# [Required task]
Whenever a line contains the string "Output", copy it out of the entries.

(Dataset entries on figures)
|---|
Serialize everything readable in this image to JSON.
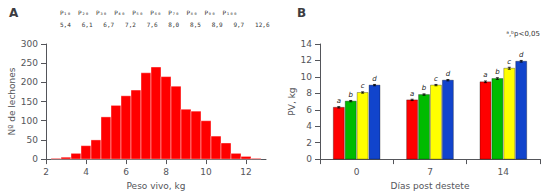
{
  "chart_data": [
    {
      "type": "histogram",
      "title": "A",
      "annotations": [
        "P₁₀  P₂₀  P₃₀  P₄₀  P₅₀  P₆₀  P₇₀  P₈₀  P₉₀  P₁₀₀",
        "5,4   6,1   6,7   7,2   7,6   8,0   8,5   8,9   9,7   12,6"
      ],
      "bins": [
        2.25,
        2.75,
        3.25,
        3.75,
        4.25,
        4.75,
        5.25,
        5.75,
        6.25,
        6.75,
        7.25,
        7.75,
        8.25,
        8.75,
        9.25,
        9.75,
        10.25,
        10.75,
        11.25,
        11.75,
        12.25,
        12.75
      ],
      "values": [
        2,
        5,
        15,
        35,
        50,
        110,
        140,
        165,
        180,
        225,
        240,
        215,
        190,
        130,
        125,
        100,
        60,
        42,
        15,
        7,
        2
      ],
      "color": "#FF0000",
      "xlabel": "Peso vivo, kg",
      "ylabel": "Nº de lechones",
      "xlim": [
        2,
        13
      ],
      "ylim": [
        0,
        300
      ],
      "xticks": [
        2,
        4,
        6,
        8,
        10,
        12
      ],
      "yticks": [
        0,
        50,
        100,
        150,
        200,
        250,
        300
      ],
      "grid": false
    },
    {
      "type": "bar",
      "title": "B",
      "annotations": [
        "ᵃ,ᵇp<0,05"
      ],
      "categories": [
        "0",
        "7",
        "14"
      ],
      "series": [
        {
          "color": "#FF0000",
          "values": [
            6.3,
            7.2,
            9.4
          ],
          "errors": [
            0.08,
            0.08,
            0.1
          ],
          "letters": [
            "a",
            "a",
            "a"
          ]
        },
        {
          "color": "#00BB00",
          "values": [
            7.05,
            7.85,
            9.8
          ],
          "errors": [
            0.08,
            0.08,
            0.1
          ],
          "letters": [
            "b",
            "b",
            "b"
          ]
        },
        {
          "color": "#FFFF00",
          "values": [
            8.1,
            9.0,
            11.05
          ],
          "errors": [
            0.08,
            0.08,
            0.12
          ],
          "letters": [
            "c",
            "c",
            "c"
          ]
        },
        {
          "color": "#1144CC",
          "values": [
            9.0,
            9.6,
            11.9
          ],
          "errors": [
            0.08,
            0.08,
            0.1
          ],
          "letters": [
            "d",
            "d",
            "d"
          ]
        }
      ],
      "xlabel": "Días post destete",
      "ylabel": "PV, kg",
      "ylim": [
        0,
        14
      ],
      "yticks": [
        0,
        2,
        4,
        6,
        8,
        10,
        12,
        14
      ],
      "grid": false
    }
  ]
}
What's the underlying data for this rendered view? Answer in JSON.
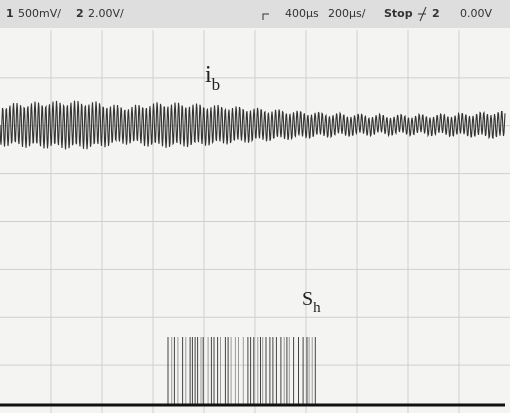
{
  "status_bar": {
    "channel1": "1",
    "channel1_scale": "500mV/",
    "channel2": "2",
    "channel2_scale": "2.00V/",
    "delay": "400µs",
    "timebase": "200µs/",
    "run_state": "Stop",
    "trigger_channel": "2",
    "trigger_level": "0.00V"
  },
  "traces": [
    {
      "label": "i",
      "label_sub": "b"
    },
    {
      "label": "S",
      "label_sub": "h"
    }
  ]
}
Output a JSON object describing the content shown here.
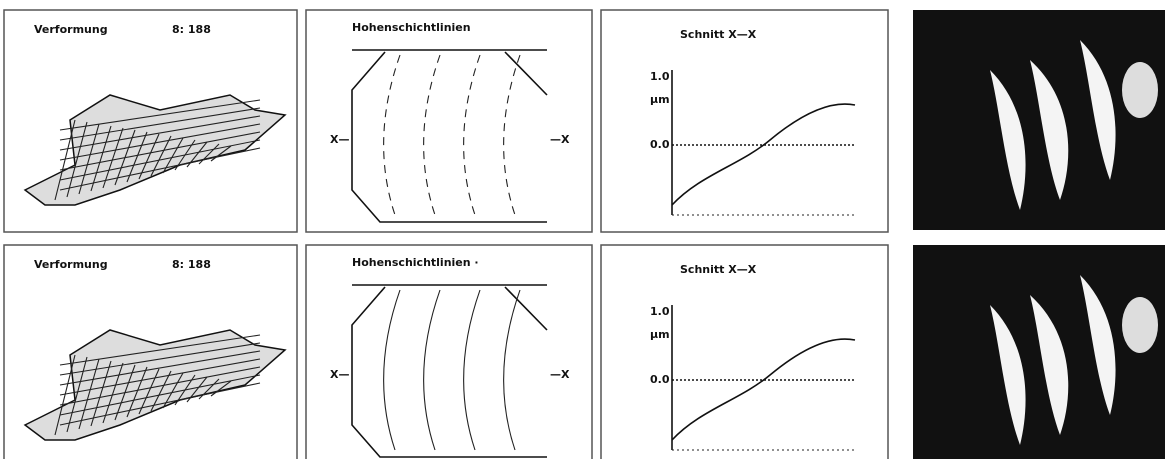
{
  "rows": [
    {
      "deformation": {
        "title": "Verformung",
        "label": "8:  188"
      },
      "contours": {
        "title": "Hohenschichtlinien",
        "left": "X—",
        "right": "—X"
      },
      "section": {
        "title": "Schnitt  X—X",
        "ytick_top": "1.0",
        "unit": "µm",
        "ytick_zero": "0.0"
      }
    },
    {
      "deformation": {
        "title": "Verformung",
        "label": "8:  188"
      },
      "contours": {
        "title": "Hohenschichtlinien ·",
        "left": "X—",
        "right": "—X"
      },
      "section": {
        "title": "Schnitt  X—X",
        "ytick_top": "1.0",
        "unit": "µm",
        "ytick_zero": "0.0"
      }
    }
  ]
}
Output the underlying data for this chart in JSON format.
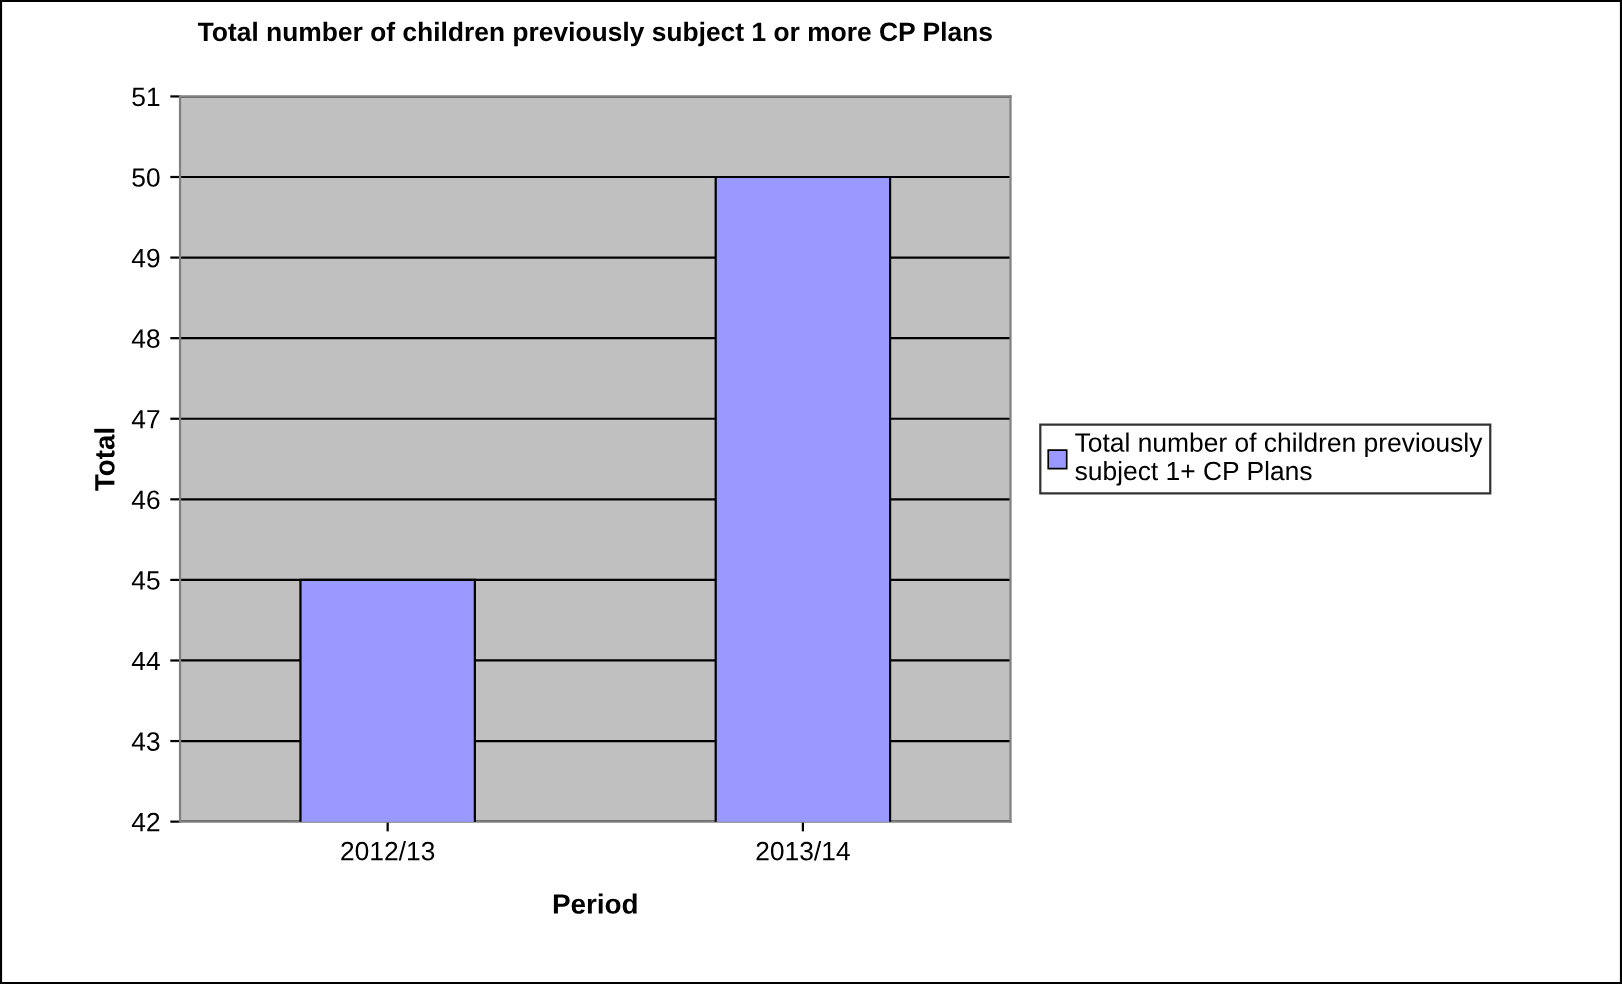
{
  "chart_data": {
    "type": "bar",
    "title": "Total number of children previously subject 1 or more CP Plans",
    "xlabel": "Period",
    "ylabel": "Total",
    "categories": [
      "2012/13",
      "2013/14"
    ],
    "series": [
      {
        "name": "Total number of children previously subject 1+ CP Plans",
        "color": "#9999ff",
        "values": [
          45,
          50
        ]
      }
    ],
    "ylim": [
      42,
      51
    ],
    "yticks": [
      42,
      43,
      44,
      45,
      46,
      47,
      48,
      49,
      50,
      51
    ],
    "grid": "y",
    "legend": "right"
  }
}
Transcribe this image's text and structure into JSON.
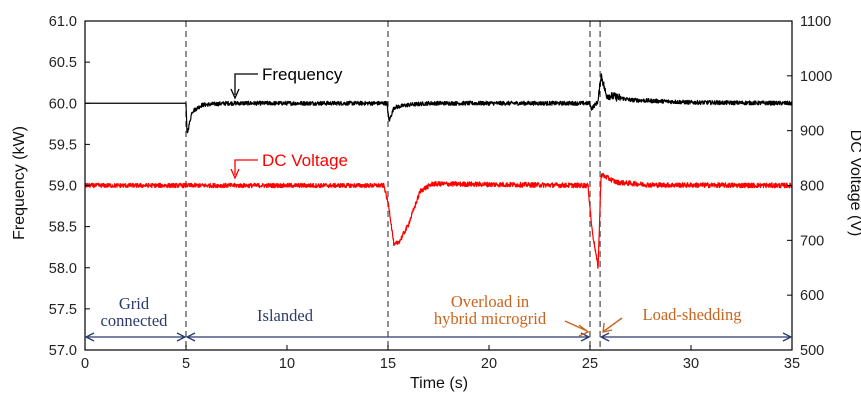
{
  "chart_data": {
    "type": "line",
    "xlabel": "Time (s)",
    "ylabel_left": "Frequency (kW)",
    "ylabel_right": "DC Voltage (V)",
    "xlim": [
      0,
      35
    ],
    "ylim_left": [
      57.0,
      61.0
    ],
    "ylim_right": [
      500,
      1100
    ],
    "x_ticks": [
      "0",
      "5",
      "10",
      "15",
      "20",
      "25",
      "30",
      "35"
    ],
    "y_left_ticks": [
      "57.0",
      "57.5",
      "58.0",
      "58.5",
      "59.0",
      "59.5",
      "60.0",
      "60.5",
      "61.0"
    ],
    "y_right_ticks": [
      "500",
      "600",
      "700",
      "800",
      "900",
      "1000",
      "1100"
    ],
    "event_times": [
      5,
      15,
      25,
      25.5
    ],
    "series": [
      {
        "name": "Frequency",
        "axis": "left",
        "color": "#000000",
        "points": [
          [
            0,
            60.0
          ],
          [
            5,
            60.0
          ],
          [
            5.05,
            59.62
          ],
          [
            5.3,
            59.9
          ],
          [
            5.8,
            59.98
          ],
          [
            7,
            60.0
          ],
          [
            14.95,
            60.0
          ],
          [
            15.05,
            59.78
          ],
          [
            15.3,
            59.95
          ],
          [
            16,
            59.98
          ],
          [
            17,
            60.0
          ],
          [
            25,
            60.0
          ],
          [
            25.05,
            59.93
          ],
          [
            25.4,
            60.02
          ],
          [
            25.55,
            60.35
          ],
          [
            25.8,
            60.1
          ],
          [
            27,
            60.04
          ],
          [
            30,
            60.01
          ],
          [
            35,
            60.0
          ]
        ]
      },
      {
        "name": "DC Voltage",
        "axis": "right",
        "color": "#ff0000",
        "points": [
          [
            0,
            800
          ],
          [
            14.8,
            800
          ],
          [
            15.05,
            760
          ],
          [
            15.3,
            690
          ],
          [
            15.6,
            700
          ],
          [
            16.0,
            728
          ],
          [
            16.6,
            790
          ],
          [
            17.2,
            803
          ],
          [
            20,
            802
          ],
          [
            24.9,
            800
          ],
          [
            25.1,
            720
          ],
          [
            25.4,
            650
          ],
          [
            25.55,
            820
          ],
          [
            26.3,
            806
          ],
          [
            28,
            801
          ],
          [
            35,
            800
          ]
        ]
      }
    ],
    "annotations": [
      {
        "text": "Frequency",
        "series": "Frequency"
      },
      {
        "text": "DC Voltage",
        "series": "DC Voltage"
      }
    ],
    "phases": [
      {
        "lines": [
          "Grid",
          "connected"
        ],
        "start": 0,
        "end": 5,
        "color": "#2b3a6b"
      },
      {
        "lines": [
          "Islanded"
        ],
        "start": 5,
        "end": 25,
        "color": "#2b3a6b"
      },
      {
        "lines": [
          "Overload in",
          "hybrid microgrid"
        ],
        "start": 25,
        "end": 25.5,
        "color": "#c8641e"
      },
      {
        "lines": [
          "Load-shedding"
        ],
        "start": 25.5,
        "end": 35,
        "color": "#c8641e"
      }
    ],
    "phase_arrow_color": "#2b3a6b"
  }
}
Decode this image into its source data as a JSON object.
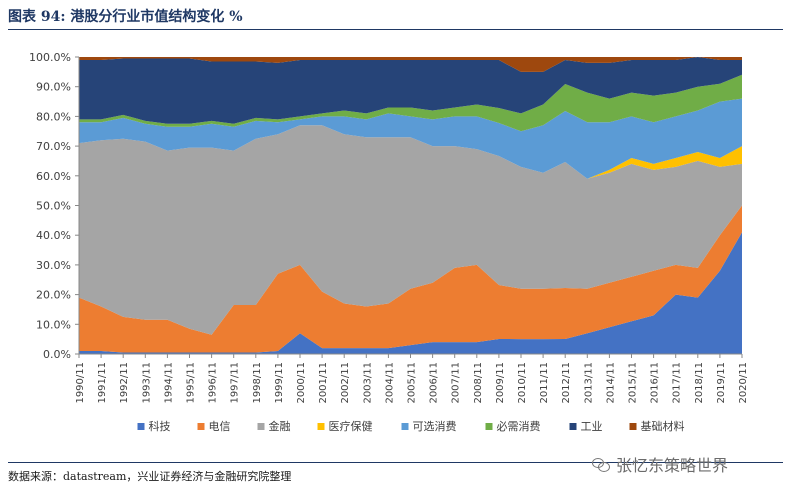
{
  "header": {
    "title": "图表 94:  港股分行业市值结构变化  %"
  },
  "footer": {
    "source": "数据来源：datastream，兴业证券经济与金融研究院整理",
    "watermark": "张忆东策略世界",
    "watermark_icon": "wechat-icon"
  },
  "chart_data": {
    "type": "area",
    "title": "港股分行业市值结构变化 %",
    "ylim": [
      0,
      100
    ],
    "ytick_labels": [
      "0.0%",
      "10.0%",
      "20.0%",
      "30.0%",
      "40.0%",
      "50.0%",
      "60.0%",
      "70.0%",
      "80.0%",
      "90.0%",
      "100.0%"
    ],
    "x": [
      "1990/11",
      "1991/11",
      "1992/11",
      "1993/11",
      "1994/11",
      "1995/11",
      "1996/11",
      "1997/11",
      "1998/11",
      "1999/11",
      "2000/11",
      "2001/11",
      "2002/11",
      "2003/11",
      "2004/11",
      "2005/11",
      "2006/11",
      "2007/11",
      "2008/11",
      "2009/11",
      "2010/11",
      "2011/11",
      "2012/11",
      "2013/11",
      "2014/11",
      "2015/11",
      "2016/11",
      "2017/11",
      "2018/11",
      "2019/11",
      "2020/11"
    ],
    "grid": false,
    "legend_position": "bottom",
    "colors": [
      "#4472c4",
      "#ed7d31",
      "#a5a5a5",
      "#ffc000",
      "#5b9bd5",
      "#70ad47",
      "#264478",
      "#9e480e"
    ],
    "series": [
      {
        "name": "科技",
        "values": [
          1,
          1,
          0.5,
          0.5,
          0.5,
          0.5,
          0.5,
          0.5,
          0.5,
          1,
          7,
          2,
          2,
          2,
          2,
          3,
          4,
          4,
          4,
          5,
          5,
          5,
          5,
          7,
          9,
          11,
          13,
          20,
          19,
          28,
          41
        ]
      },
      {
        "name": "电信",
        "values": [
          18,
          15,
          12,
          11,
          11,
          8,
          6,
          16,
          16,
          26,
          23,
          19,
          15,
          14,
          15,
          19,
          20,
          25,
          26,
          18,
          17,
          17,
          17,
          15,
          15,
          15,
          15,
          10,
          10,
          12,
          9
        ]
      },
      {
        "name": "金融",
        "values": [
          52,
          56,
          60,
          60,
          57,
          61,
          63,
          52,
          56,
          47,
          47,
          56,
          57,
          57,
          56,
          51,
          46,
          41,
          39,
          43,
          41,
          39,
          42,
          37,
          37,
          38,
          34,
          33,
          36,
          23,
          14
        ]
      },
      {
        "name": "医疗保健",
        "values": [
          0,
          0,
          0,
          0,
          0,
          0,
          0,
          0,
          0,
          0,
          0,
          0,
          0,
          0,
          0,
          0,
          0,
          0,
          0,
          0,
          0,
          0,
          0,
          0,
          1,
          2,
          2,
          3,
          3,
          3,
          6
        ]
      },
      {
        "name": "可选消费",
        "values": [
          7,
          6,
          7,
          6,
          8,
          7,
          8,
          8,
          6,
          4,
          2,
          3,
          6,
          6,
          8,
          7,
          9,
          10,
          11,
          11,
          12,
          16,
          17,
          19,
          16,
          14,
          14,
          14,
          14,
          19,
          16
        ]
      },
      {
        "name": "必需消费",
        "values": [
          1,
          1,
          1,
          1,
          1,
          1,
          1,
          1,
          1,
          1,
          1,
          1,
          2,
          2,
          2,
          3,
          3,
          3,
          4,
          5,
          6,
          7,
          9,
          10,
          8,
          8,
          9,
          8,
          8,
          6,
          8
        ]
      },
      {
        "name": "工业",
        "values": [
          20,
          20,
          19,
          21,
          22,
          22,
          20,
          21,
          19,
          19,
          19,
          18,
          17,
          18,
          16,
          16,
          17,
          16,
          15,
          16,
          14,
          11,
          8,
          10,
          12,
          11,
          12,
          11,
          10,
          8,
          5
        ]
      },
      {
        "name": "基础材料",
        "values": [
          1,
          1,
          0.5,
          0.5,
          0.5,
          0.5,
          1.5,
          1.5,
          1.5,
          2,
          1,
          1,
          1,
          1,
          1,
          1,
          1,
          1,
          1,
          1,
          5,
          5,
          1,
          2,
          2,
          1,
          1,
          1,
          0,
          1,
          1
        ]
      }
    ]
  }
}
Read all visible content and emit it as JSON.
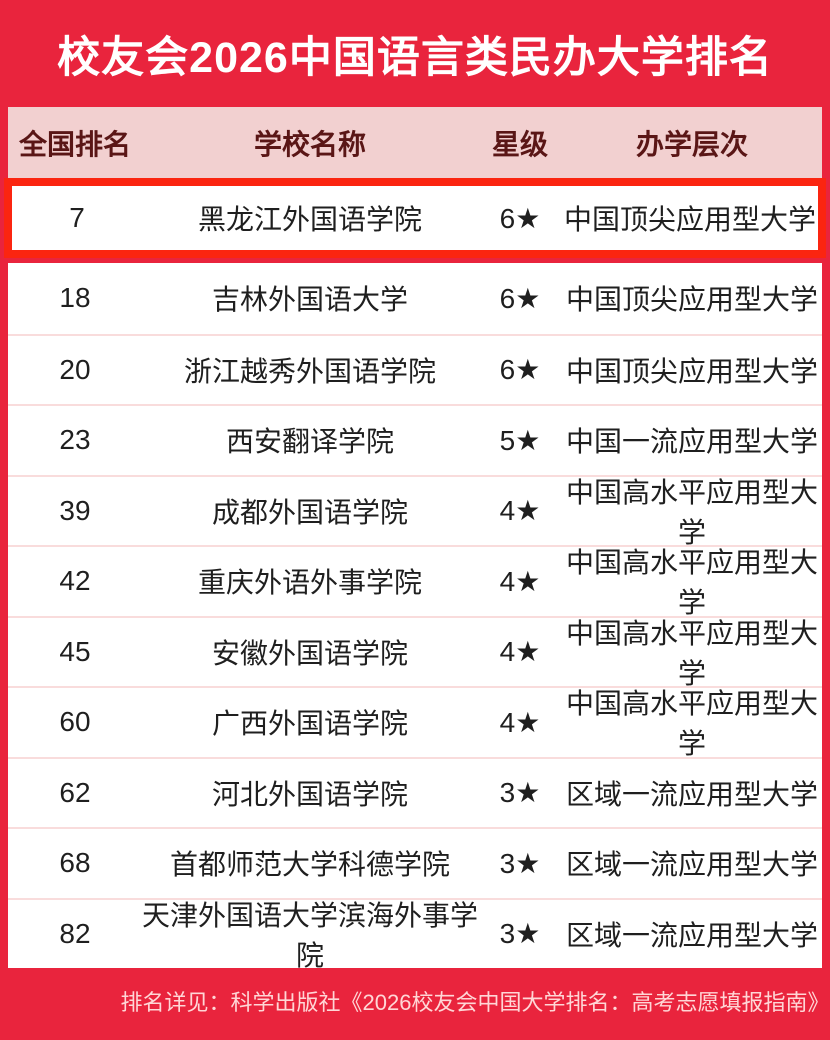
{
  "title": "校友会2026中国语言类民办大学排名",
  "table": {
    "columns": [
      "全国排名",
      "学校名称",
      "星级",
      "办学层次"
    ],
    "highlighted_row": {
      "rank": "7",
      "school": "黑龙江外国语学院",
      "stars": "6★",
      "level": "中国顶尖应用型大学"
    },
    "rows": [
      {
        "rank": "18",
        "school": "吉林外国语大学",
        "stars": "6★",
        "level": "中国顶尖应用型大学"
      },
      {
        "rank": "20",
        "school": "浙江越秀外国语学院",
        "stars": "6★",
        "level": "中国顶尖应用型大学"
      },
      {
        "rank": "23",
        "school": "西安翻译学院",
        "stars": "5★",
        "level": "中国一流应用型大学"
      },
      {
        "rank": "39",
        "school": "成都外国语学院",
        "stars": "4★",
        "level": "中国高水平应用型大学"
      },
      {
        "rank": "42",
        "school": "重庆外语外事学院",
        "stars": "4★",
        "level": "中国高水平应用型大学"
      },
      {
        "rank": "45",
        "school": "安徽外国语学院",
        "stars": "4★",
        "level": "中国高水平应用型大学"
      },
      {
        "rank": "60",
        "school": "广西外国语学院",
        "stars": "4★",
        "level": "中国高水平应用型大学"
      },
      {
        "rank": "62",
        "school": "河北外国语学院",
        "stars": "3★",
        "level": "区域一流应用型大学"
      },
      {
        "rank": "68",
        "school": "首都师范大学科德学院",
        "stars": "3★",
        "level": "区域一流应用型大学"
      },
      {
        "rank": "82",
        "school": "天津外国语大学滨海外事学院",
        "stars": "3★",
        "level": "区域一流应用型大学"
      }
    ]
  },
  "footer_note": "排名详见：科学出版社《2026校友会中国大学排名：高考志愿填报指南》",
  "colors": {
    "background": "#e9243d",
    "title_text": "#ffffff",
    "header_background": "#f2d0d0",
    "header_text": "#5a1616",
    "highlight_border": "#fb2510",
    "row_text": "#1f1f1f",
    "row_divider": "#f9dcdc",
    "footer_text": "#ffd6d6"
  },
  "chart_data": {
    "type": "table",
    "title": "校友会2026中国语言类民办大学排名",
    "columns": [
      "全国排名",
      "学校名称",
      "星级",
      "办学层次"
    ],
    "rows": [
      [
        "7",
        "黑龙江外国语学院",
        "6★",
        "中国顶尖应用型大学"
      ],
      [
        "18",
        "吉林外国语大学",
        "6★",
        "中国顶尖应用型大学"
      ],
      [
        "20",
        "浙江越秀外国语学院",
        "6★",
        "中国顶尖应用型大学"
      ],
      [
        "23",
        "西安翻译学院",
        "5★",
        "中国一流应用型大学"
      ],
      [
        "39",
        "成都外国语学院",
        "4★",
        "中国高水平应用型大学"
      ],
      [
        "42",
        "重庆外语外事学院",
        "4★",
        "中国高水平应用型大学"
      ],
      [
        "45",
        "安徽外国语学院",
        "4★",
        "中国高水平应用型大学"
      ],
      [
        "60",
        "广西外国语学院",
        "4★",
        "中国高水平应用型大学"
      ],
      [
        "62",
        "河北外国语学院",
        "3★",
        "区域一流应用型大学"
      ],
      [
        "68",
        "首都师范大学科德学院",
        "3★",
        "区域一流应用型大学"
      ],
      [
        "82",
        "天津外国语大学滨海外事学院",
        "3★",
        "区域一流应用型大学"
      ]
    ],
    "highlighted_row_index": 0,
    "footnote": "排名详见：科学出版社《2026校友会中国大学排名：高考志愿填报指南》"
  }
}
|---|
# [Reply to the task]
Output a JSON object describing the content shown here.
Output the underlying data for this chart in JSON format.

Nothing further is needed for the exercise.